- REQUIREMENTS
Give back the full listing verbatim, apart from its images.

- DATASET RECORDS

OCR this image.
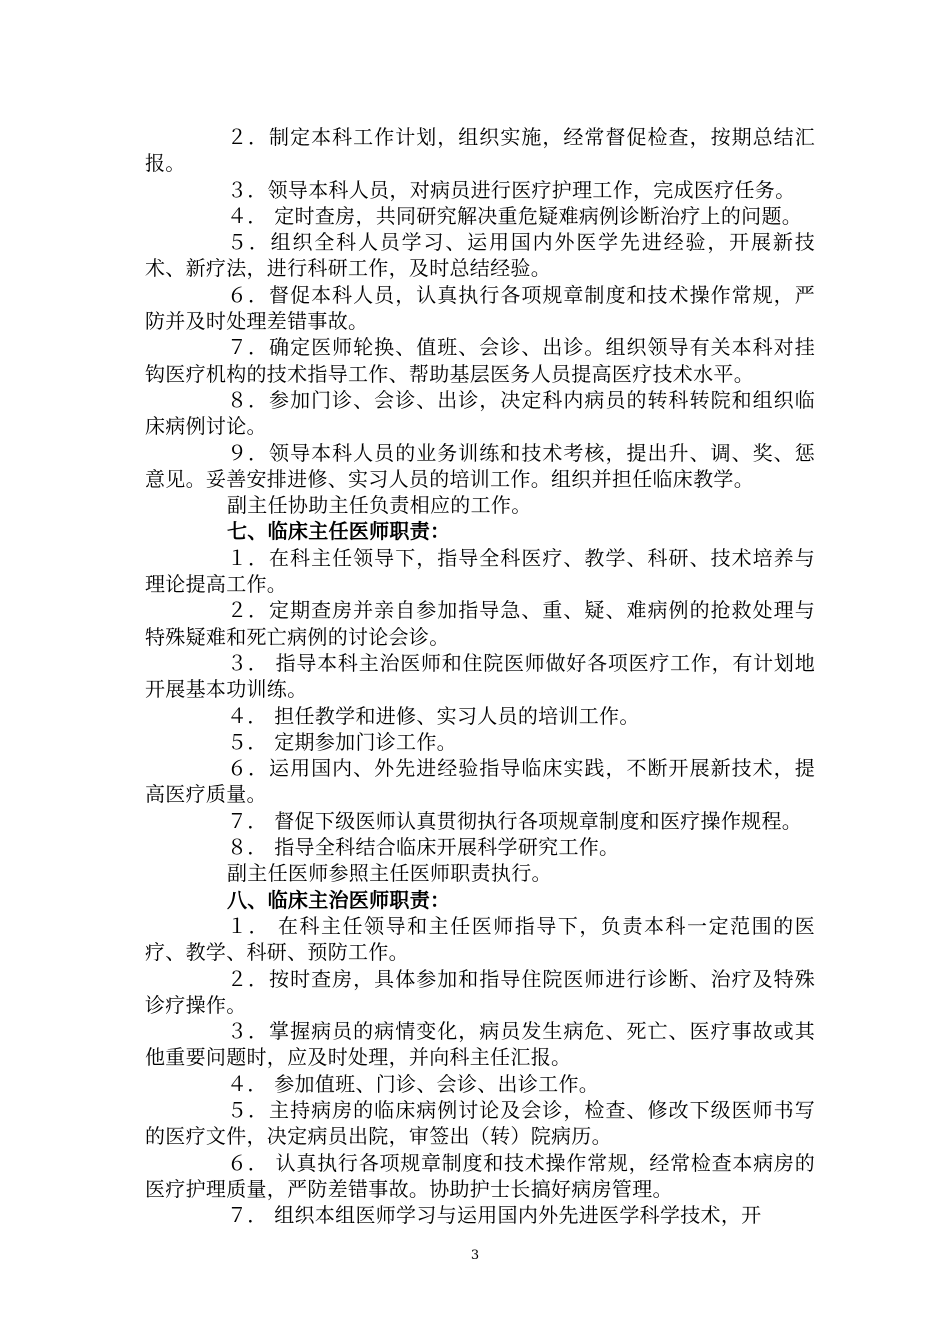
２．制定本科工作计划，组织实施，经常督促检查，按期总结汇报。

３．领导本科人员，对病员进行医疗护理工作，完成医疗任务。

４． 定时查房，共同研究解决重危疑难病例诊断治疗上的问题。

５．组织全科人员学习、运用国内外医学先进经验，开展新技术、新疗法，进行科研工作，及时总结经验。

６．督促本科人员，认真执行各项规章制度和技术操作常规，严防并及时处理差错事故。

７．确定医师轮换、值班、会诊、出诊。组织领导有关本科对挂钩医疗机构的技术指导工作、帮助基层医务人员提高医疗技术水平。

８．参加门诊、会诊、出诊，决定科内病员的转科转院和组织临床病例讨论。

９．领导本科人员的业务训练和技术考核，提出升、调、奖、惩意见。妥善安排进修、实习人员的培训工作。组织并担任临床教学。

副主任协助主任负责相应的工作。

七、临床主任医师职责：

１．在科主任领导下，指导全科医疗、教学、科研、技术培养与理论提高工作。

２．定期查房并亲自参加指导急、重、疑、难病例的抢救处理与特殊疑难和死亡病例的讨论会诊。

３． 指导本科主治医师和住院医师做好各项医疗工作，有计划地开展基本功训练。

４． 担任教学和进修、实习人员的培训工作。

５． 定期参加门诊工作。

６．运用国内、外先进经验指导临床实践，不断开展新技术，提高医疗质量。

７． 督促下级医师认真贯彻执行各项规章制度和医疗操作规程。

８． 指导全科结合临床开展科学研究工作。

副主任医师参照主任医师职责执行。

八、临床主治医师职责：

１． 在科主任领导和主任医师指导下，负责本科一定范围的医疗、教学、科研、预防工作。

２．按时查房，具体参加和指导住院医师进行诊断、治疗及特殊诊疗操作。

３．掌握病员的病情变化，病员发生病危、死亡、医疗事故或其他重要问题时，应及时处理，并向科主任汇报。

４． 参加值班、门诊、会诊、出诊工作。

５．主持病房的临床病例讨论及会诊，检查、修改下级医师书写的医疗文件，决定病员出院，审签出（转）院病历。

６． 认真执行各项规章制度和技术操作常规，经常检查本病房的医疗护理质量，严防差错事故。协助护士长搞好病房管理。

７． 组织本组医师学习与运用国内外先进医学科学技术，开

3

- EXPECTED ANSWER
OCR this image.
２．制定本科工作计划，组织实施，经常督促检查，按期总结汇报。

３．领导本科人员，对病员进行医疗护理工作，完成医疗任务。

４． 定时查房，共同研究解决重危疑难病例诊断治疗上的问题。

５．组织全科人员学习、运用国内外医学先进经验，开展新技术、新疗法，进行科研工作，及时总结经验。

６．督促本科人员，认真执行各项规章制度和技术操作常规，严防并及时处理差错事故。

７．确定医师轮换、值班、会诊、出诊。组织领导有关本科对挂钩医疗机构的技术指导工作、帮助基层医务人员提高医疗技术水平。

８．参加门诊、会诊、出诊，决定科内病员的转科转院和组织临床病例讨论。

９．领导本科人员的业务训练和技术考核，提出升、调、奖、惩意见。妥善安排进修、实习人员的培训工作。组织并担任临床教学。

副主任协助主任负责相应的工作。

七、临床主任医师职责：

１．在科主任领导下，指导全科医疗、教学、科研、技术培养与理论提高工作。

２．定期查房并亲自参加指导急、重、疑、难病例的抢救处理与特殊疑难和死亡病例的讨论会诊。

３． 指导本科主治医师和住院医师做好各项医疗工作，有计划地开展基本功训练。

４． 担任教学和进修、实习人员的培训工作。

５． 定期参加门诊工作。

６．运用国内、外先进经验指导临床实践，不断开展新技术，提高医疗质量。

７． 督促下级医师认真贯彻执行各项规章制度和医疗操作规程。

８． 指导全科结合临床开展科学研究工作。

副主任医师参照主任医师职责执行。

八、临床主治医师职责：

１． 在科主任领导和主任医师指导下，负责本科一定范围的医疗、教学、科研、预防工作。

２．按时查房，具体参加和指导住院医师进行诊断、治疗及特殊诊疗操作。

３．掌握病员的病情变化，病员发生病危、死亡、医疗事故或其他重要问题时，应及时处理，并向科主任汇报。

４． 参加值班、门诊、会诊、出诊工作。

５．主持病房的临床病例讨论及会诊，检查、修改下级医师书写的医疗文件，决定病员出院，审签出（转）院病历。

６． 认真执行各项规章制度和技术操作常规，经常检查本病房的医疗护理质量，严防差错事故。协助护士长搞好病房管理。

７． 组织本组医师学习与运用国内外先进医学科学技术，开

3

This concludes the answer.